== Stated task ==
Lines containing the word "chevron" are to be located and copied.

begin Supplied information

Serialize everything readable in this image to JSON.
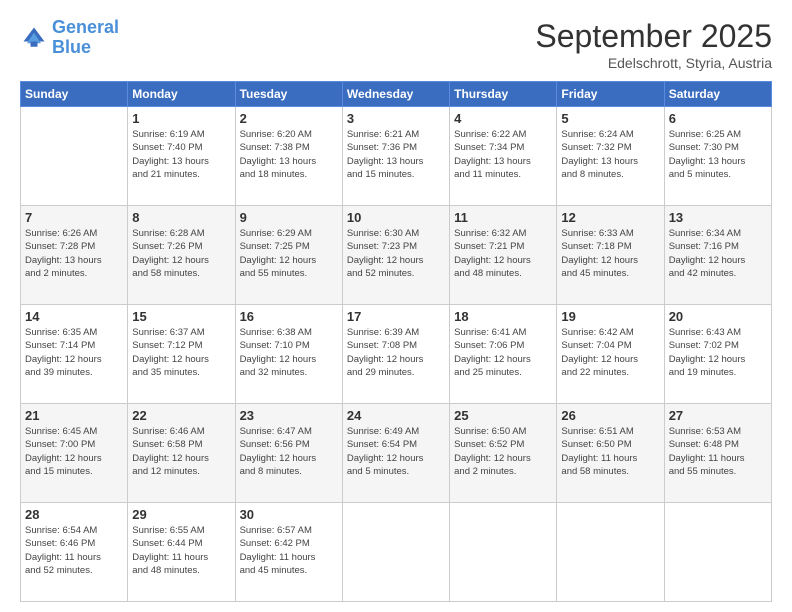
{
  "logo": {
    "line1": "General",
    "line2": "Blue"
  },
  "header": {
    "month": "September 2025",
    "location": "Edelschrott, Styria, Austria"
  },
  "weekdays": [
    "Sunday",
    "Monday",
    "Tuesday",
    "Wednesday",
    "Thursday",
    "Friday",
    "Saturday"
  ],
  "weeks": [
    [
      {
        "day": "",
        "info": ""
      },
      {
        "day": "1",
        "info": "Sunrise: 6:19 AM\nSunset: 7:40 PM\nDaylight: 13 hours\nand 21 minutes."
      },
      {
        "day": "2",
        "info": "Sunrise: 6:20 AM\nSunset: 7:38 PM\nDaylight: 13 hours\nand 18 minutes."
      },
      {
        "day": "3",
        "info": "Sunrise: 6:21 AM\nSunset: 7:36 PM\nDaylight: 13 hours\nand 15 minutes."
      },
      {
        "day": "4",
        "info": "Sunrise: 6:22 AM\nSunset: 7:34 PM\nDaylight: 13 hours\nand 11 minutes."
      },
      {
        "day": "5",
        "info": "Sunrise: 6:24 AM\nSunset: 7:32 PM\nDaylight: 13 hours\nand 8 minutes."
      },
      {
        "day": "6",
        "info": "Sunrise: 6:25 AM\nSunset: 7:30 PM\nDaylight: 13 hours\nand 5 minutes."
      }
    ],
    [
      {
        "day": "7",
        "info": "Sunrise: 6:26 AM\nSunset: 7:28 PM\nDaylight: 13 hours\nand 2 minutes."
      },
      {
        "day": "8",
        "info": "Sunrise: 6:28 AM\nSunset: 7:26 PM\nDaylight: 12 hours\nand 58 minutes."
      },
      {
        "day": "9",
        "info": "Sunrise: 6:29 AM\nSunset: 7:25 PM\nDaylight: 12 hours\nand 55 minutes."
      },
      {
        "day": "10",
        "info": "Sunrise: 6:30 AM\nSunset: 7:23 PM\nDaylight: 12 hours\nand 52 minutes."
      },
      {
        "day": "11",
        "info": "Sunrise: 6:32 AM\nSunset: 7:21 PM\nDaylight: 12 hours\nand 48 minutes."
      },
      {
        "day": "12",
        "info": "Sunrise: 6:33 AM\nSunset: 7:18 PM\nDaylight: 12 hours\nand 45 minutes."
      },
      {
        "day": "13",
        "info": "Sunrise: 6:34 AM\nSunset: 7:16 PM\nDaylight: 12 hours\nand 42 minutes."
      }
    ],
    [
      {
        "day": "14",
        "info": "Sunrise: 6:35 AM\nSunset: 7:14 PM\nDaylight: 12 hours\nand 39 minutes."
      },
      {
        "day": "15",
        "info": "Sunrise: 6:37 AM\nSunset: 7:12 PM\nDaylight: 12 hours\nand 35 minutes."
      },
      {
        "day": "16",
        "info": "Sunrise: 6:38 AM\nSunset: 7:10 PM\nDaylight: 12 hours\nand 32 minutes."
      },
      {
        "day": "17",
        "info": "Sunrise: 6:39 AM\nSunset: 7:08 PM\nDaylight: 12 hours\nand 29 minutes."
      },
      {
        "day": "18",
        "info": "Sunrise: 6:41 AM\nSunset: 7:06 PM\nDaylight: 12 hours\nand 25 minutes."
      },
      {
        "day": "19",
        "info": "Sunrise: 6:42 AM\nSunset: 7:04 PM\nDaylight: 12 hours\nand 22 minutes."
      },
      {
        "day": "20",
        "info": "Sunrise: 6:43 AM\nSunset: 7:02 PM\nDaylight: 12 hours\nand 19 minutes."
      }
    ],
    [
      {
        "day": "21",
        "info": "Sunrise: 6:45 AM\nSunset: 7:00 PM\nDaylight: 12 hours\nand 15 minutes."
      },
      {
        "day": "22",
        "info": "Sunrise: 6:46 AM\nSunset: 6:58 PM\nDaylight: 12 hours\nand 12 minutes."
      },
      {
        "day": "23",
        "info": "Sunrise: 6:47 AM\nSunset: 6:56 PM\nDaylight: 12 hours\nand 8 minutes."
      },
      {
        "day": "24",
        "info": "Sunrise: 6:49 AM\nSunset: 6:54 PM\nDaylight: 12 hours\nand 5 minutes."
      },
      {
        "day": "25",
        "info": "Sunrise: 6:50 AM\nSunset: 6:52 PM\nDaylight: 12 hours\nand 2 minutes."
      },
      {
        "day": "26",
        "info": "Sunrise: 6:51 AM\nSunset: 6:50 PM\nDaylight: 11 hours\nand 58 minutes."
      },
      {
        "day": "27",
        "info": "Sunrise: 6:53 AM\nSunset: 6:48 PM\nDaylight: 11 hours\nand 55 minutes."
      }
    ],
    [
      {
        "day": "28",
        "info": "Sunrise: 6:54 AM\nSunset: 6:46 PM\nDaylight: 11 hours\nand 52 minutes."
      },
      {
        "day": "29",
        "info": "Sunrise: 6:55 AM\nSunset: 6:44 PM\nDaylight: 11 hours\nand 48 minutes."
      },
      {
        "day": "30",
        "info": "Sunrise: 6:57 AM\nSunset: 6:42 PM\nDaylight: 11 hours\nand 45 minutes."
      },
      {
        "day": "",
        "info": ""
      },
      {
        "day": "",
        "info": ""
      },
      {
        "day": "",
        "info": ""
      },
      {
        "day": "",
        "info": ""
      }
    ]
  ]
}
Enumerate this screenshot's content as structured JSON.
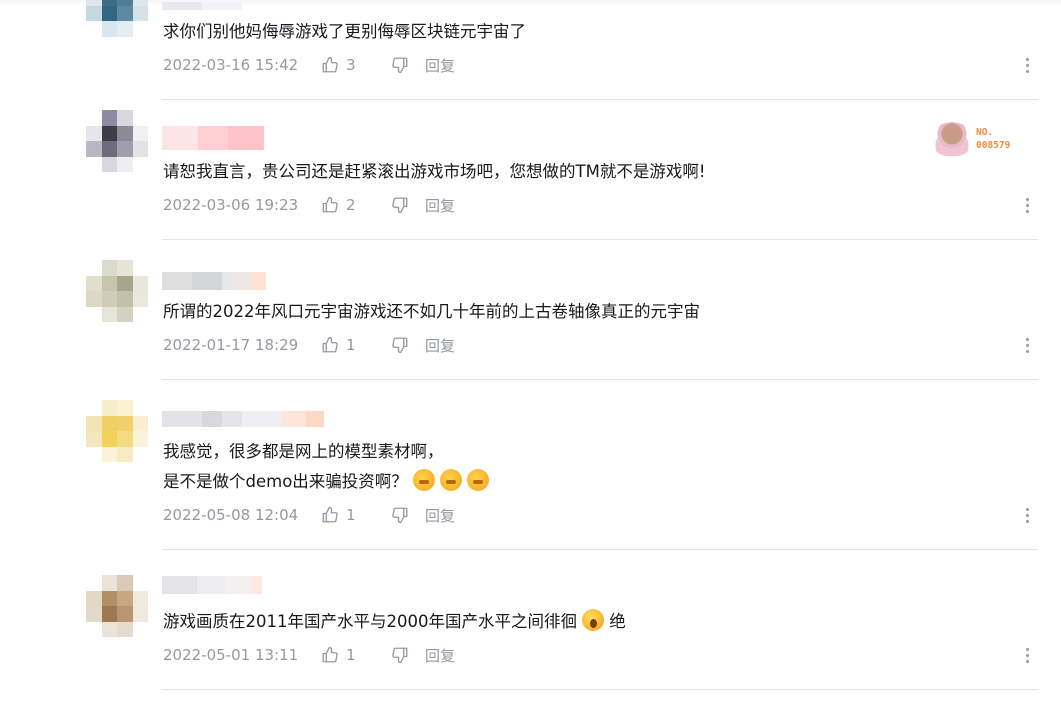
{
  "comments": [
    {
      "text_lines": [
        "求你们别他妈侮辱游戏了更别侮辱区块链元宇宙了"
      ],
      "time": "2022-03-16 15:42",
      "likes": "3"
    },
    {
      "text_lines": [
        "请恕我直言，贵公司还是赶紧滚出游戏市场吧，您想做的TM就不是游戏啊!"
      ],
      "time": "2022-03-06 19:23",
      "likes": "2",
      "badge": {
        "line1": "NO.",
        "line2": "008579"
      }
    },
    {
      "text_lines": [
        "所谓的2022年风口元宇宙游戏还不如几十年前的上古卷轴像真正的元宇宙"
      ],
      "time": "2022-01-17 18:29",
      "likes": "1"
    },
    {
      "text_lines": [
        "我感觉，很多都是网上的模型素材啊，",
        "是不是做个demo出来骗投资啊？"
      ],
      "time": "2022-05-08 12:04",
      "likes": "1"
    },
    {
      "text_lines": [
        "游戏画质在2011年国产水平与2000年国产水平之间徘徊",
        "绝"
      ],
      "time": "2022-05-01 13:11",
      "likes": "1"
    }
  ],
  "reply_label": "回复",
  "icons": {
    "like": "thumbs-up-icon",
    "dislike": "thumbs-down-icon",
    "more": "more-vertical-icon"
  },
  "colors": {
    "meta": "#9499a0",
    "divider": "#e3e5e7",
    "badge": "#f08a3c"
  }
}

end Supplied information
begin Supplied information

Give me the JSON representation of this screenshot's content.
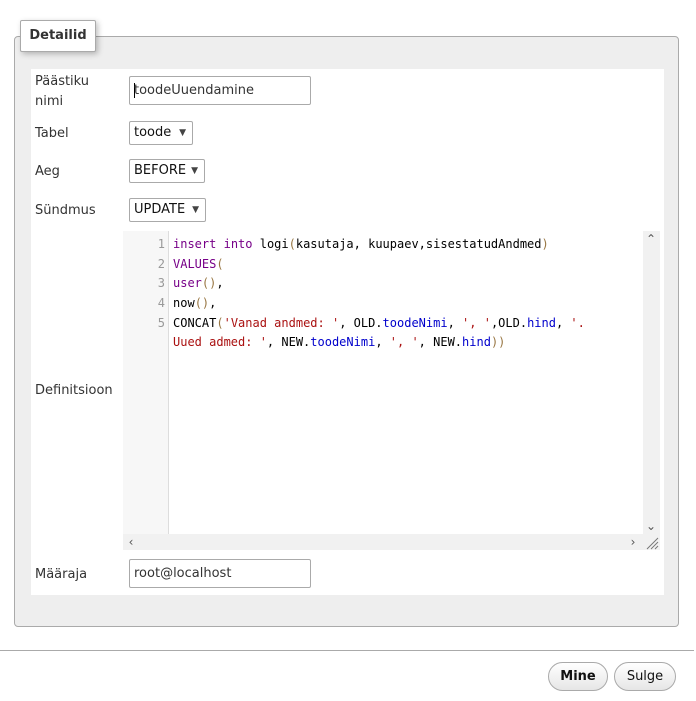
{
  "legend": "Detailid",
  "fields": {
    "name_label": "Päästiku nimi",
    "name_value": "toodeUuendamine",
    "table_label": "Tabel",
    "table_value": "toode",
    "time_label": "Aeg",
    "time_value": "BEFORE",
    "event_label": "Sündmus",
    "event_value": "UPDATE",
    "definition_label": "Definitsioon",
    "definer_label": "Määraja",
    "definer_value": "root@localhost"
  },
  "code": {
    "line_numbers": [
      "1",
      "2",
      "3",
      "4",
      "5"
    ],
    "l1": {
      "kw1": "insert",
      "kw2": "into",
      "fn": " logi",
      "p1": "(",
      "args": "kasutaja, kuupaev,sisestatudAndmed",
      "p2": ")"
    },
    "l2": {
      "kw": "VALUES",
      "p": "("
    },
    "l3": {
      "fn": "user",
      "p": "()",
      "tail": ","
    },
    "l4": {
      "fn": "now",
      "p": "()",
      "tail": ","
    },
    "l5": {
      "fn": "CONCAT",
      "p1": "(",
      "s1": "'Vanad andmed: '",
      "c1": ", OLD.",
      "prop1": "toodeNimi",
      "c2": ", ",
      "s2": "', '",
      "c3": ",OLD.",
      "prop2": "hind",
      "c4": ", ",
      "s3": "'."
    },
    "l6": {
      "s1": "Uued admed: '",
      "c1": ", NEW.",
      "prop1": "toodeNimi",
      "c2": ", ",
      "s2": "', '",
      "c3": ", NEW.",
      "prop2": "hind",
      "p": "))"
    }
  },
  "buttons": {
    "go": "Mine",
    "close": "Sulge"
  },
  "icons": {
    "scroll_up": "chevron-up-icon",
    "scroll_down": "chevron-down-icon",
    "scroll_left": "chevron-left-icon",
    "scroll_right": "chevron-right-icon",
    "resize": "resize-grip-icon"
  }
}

end Supplied information

== Problem solution ==
    "scroll_up": "chevron-up-icon",
    "scroll_down": "chevron-down-icon",
    "scroll_left": "chevron-left-icon",
    "scroll_right": "chevron-right-icon",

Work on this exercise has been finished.